# Marble - Granite Slab for the bench



## John Smith_inFL (Jul 4, 2018)

(consider this a "Tip").
I've had this on my "ToDo" list for several years and this morning, finally got a round tuit. While out in my errands, I passed by my local Stone Quarry company. (a wholesaler for granite counter tops, etc). I told the guy at the desk I needed a slab (sink cut-out, etc) about 12x18" with a smooth polished top. He took me out to the warehouse where all the cutting takes place and pointed to a PILE of cut-off pieces of different sizes. He said "take your pick". There just happened to be a piece the perfect size on top and asked him to make me out a ticket. He said "Have a nice day". (it was freeeee).
He said that the pile was destined to a dumpster that was destined for the landfill recycling yard.
SO - for you guys that need a flat surface that won't move when doing things like leatherwork, etc. stop my your local counter top shop and you might get lucky. (this is polished gray marble 1-1/8" thick).


----------



## Rebelwork (Jan 15, 2012)

You hit the marble lottery today.


----------



## Jim Frye (Aug 24, 2016)

## Records:
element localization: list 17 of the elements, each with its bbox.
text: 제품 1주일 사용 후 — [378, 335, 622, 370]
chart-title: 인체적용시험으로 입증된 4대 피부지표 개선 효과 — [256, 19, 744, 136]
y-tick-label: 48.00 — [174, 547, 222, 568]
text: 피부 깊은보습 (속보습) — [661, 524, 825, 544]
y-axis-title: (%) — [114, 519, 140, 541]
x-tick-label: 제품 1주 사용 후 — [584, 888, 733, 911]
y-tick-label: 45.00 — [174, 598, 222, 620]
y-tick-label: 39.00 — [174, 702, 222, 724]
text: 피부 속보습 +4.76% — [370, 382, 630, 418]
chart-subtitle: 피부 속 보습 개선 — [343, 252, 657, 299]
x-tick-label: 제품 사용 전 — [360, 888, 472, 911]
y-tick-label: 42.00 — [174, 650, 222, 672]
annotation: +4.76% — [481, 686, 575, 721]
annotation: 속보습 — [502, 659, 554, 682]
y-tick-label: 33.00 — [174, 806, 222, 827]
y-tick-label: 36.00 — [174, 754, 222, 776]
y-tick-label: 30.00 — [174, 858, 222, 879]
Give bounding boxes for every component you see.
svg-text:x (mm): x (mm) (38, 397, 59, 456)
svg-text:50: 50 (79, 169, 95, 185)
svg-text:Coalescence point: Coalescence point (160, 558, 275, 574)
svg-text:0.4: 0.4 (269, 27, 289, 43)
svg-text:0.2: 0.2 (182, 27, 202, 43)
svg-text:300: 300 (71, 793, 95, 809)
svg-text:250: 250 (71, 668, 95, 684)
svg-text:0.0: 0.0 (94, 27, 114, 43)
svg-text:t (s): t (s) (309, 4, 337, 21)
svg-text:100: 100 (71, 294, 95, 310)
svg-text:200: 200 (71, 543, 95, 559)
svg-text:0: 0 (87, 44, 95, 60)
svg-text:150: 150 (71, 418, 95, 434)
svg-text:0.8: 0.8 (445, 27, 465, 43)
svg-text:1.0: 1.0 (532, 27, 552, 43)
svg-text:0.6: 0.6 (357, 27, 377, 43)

## Set problem 1:
Answer from the marble slab thread:
(a) What size slab did the poster ask for at the counter?
(b) Where was the pile of cut-off pieces headed?
(c) What kind of stone is the poster's piece, and how thick is it?
## Set problem 2:
From the marble slab thread, quote the stretch from "SO - for you" through "(Jan 15, 2012)" word for word.

## Correct answer 1:
(a) About 12x18", with a smooth polished top.
(b) To a dumpster that was going to the landfill recycling yard.
(c) Polished gray marble, 1-1/8" thick.

## Correct answer 2:
SO - for you guys that need a flat surface that won't move when doing things like leatherwork, etc. stop my your local counter top shop and you might get lucky. (this is polished gray marble 1-1/8" thick).


----------



## Rebelwork (Jan 15, 2012)